Data extracted from a collection
▶

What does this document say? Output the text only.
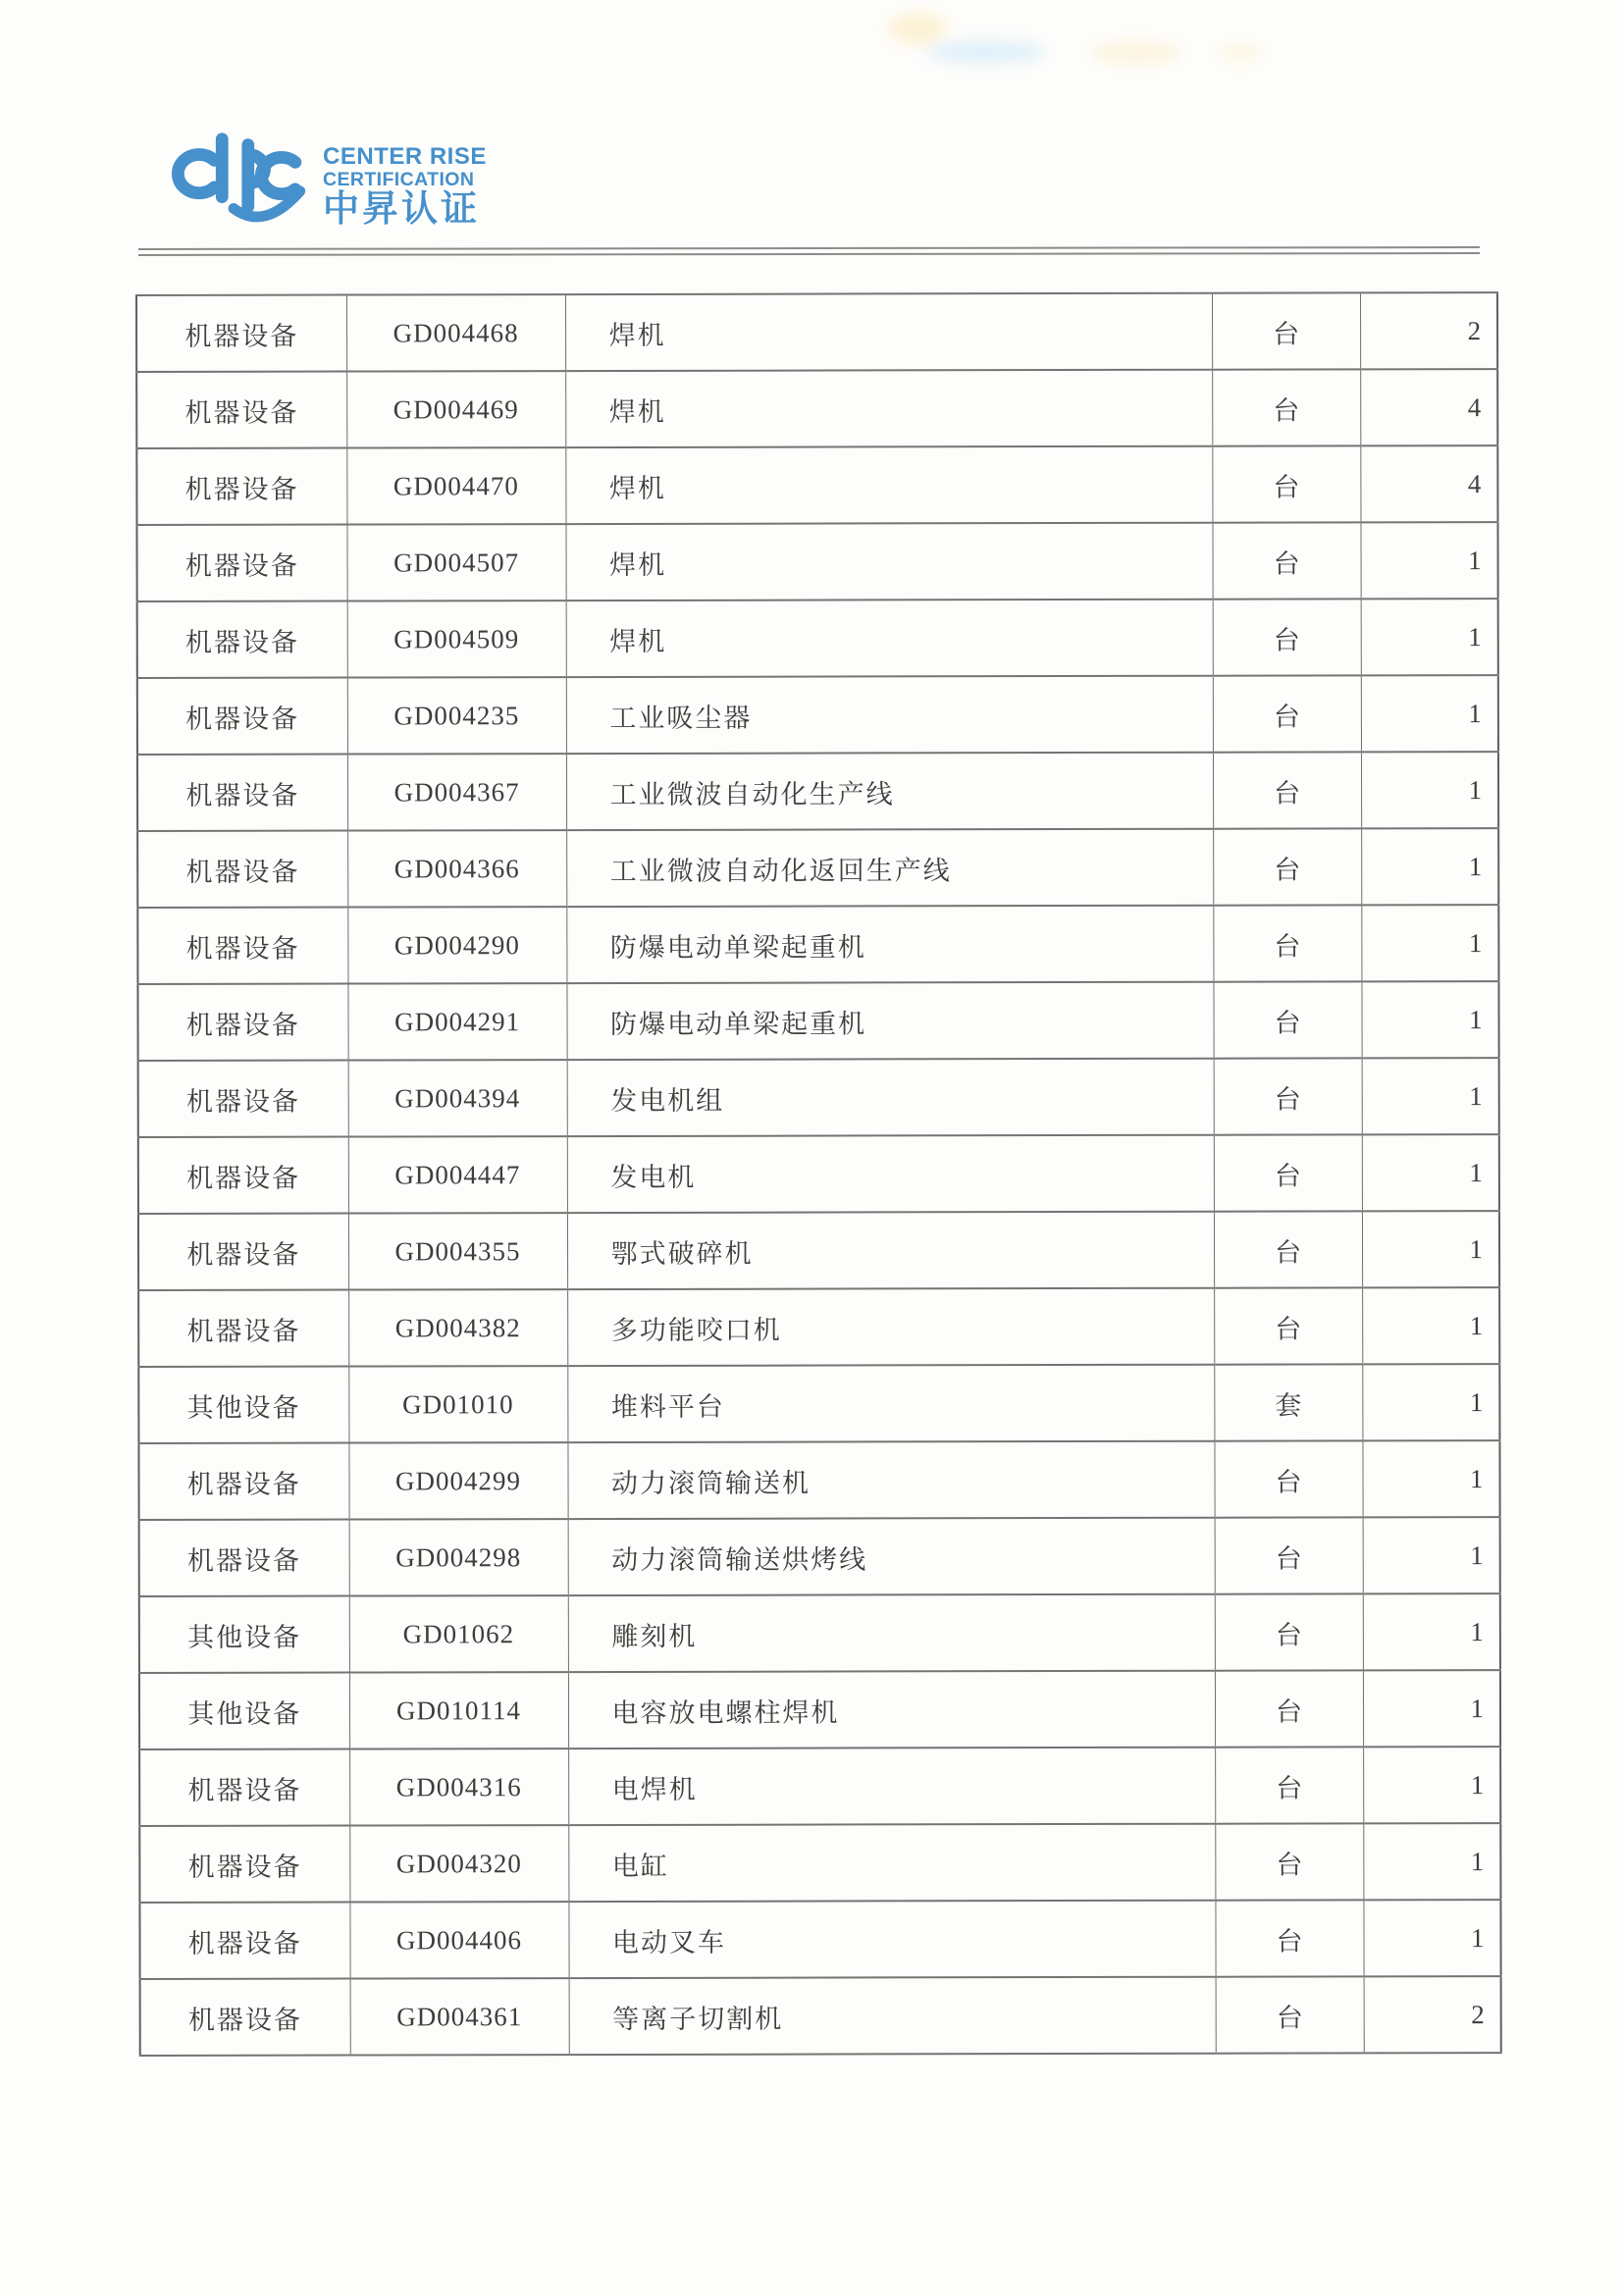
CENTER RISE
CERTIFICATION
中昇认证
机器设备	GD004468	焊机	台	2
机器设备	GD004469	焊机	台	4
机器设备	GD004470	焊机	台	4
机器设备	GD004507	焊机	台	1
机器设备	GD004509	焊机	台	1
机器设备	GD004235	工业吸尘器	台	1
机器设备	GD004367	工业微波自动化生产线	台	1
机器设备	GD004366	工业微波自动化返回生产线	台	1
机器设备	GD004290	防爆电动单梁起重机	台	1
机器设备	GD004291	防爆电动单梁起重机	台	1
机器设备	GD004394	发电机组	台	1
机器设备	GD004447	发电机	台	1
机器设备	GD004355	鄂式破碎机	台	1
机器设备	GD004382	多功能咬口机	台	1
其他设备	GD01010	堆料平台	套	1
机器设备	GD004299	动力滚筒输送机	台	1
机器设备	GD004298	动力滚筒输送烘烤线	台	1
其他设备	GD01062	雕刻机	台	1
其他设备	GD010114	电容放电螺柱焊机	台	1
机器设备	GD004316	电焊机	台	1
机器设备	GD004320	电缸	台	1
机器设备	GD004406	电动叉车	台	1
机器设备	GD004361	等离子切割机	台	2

◀

Stated goal: Write the full listing out again with every line unchanged, but include no pictures.

Answer to the problem:
What does this document say? Output the text only.
CENTER RISE
CERTIFICATION
中昇认证
机器设备	GD004468	焊机	台	2
机器设备	GD004469	焊机	台	4
机器设备	GD004470	焊机	台	4
机器设备	GD004507	焊机	台	1
机器设备	GD004509	焊机	台	1
机器设备	GD004235	工业吸尘器	台	1
机器设备	GD004367	工业微波自动化生产线	台	1
机器设备	GD004366	工业微波自动化返回生产线	台	1
机器设备	GD004290	防爆电动单梁起重机	台	1
机器设备	GD004291	防爆电动单梁起重机	台	1
机器设备	GD004394	发电机组	台	1
机器设备	GD004447	发电机	台	1
机器设备	GD004355	鄂式破碎机	台	1
机器设备	GD004382	多功能咬口机	台	1
其他设备	GD01010	堆料平台	套	1
机器设备	GD004299	动力滚筒输送机	台	1
机器设备	GD004298	动力滚筒输送烘烤线	台	1
其他设备	GD01062	雕刻机	台	1
其他设备	GD010114	电容放电螺柱焊机	台	1
机器设备	GD004316	电焊机	台	1
机器设备	GD004320	电缸	台	1
机器设备	GD004406	电动叉车	台	1
机器设备	GD004361	等离子切割机	台	2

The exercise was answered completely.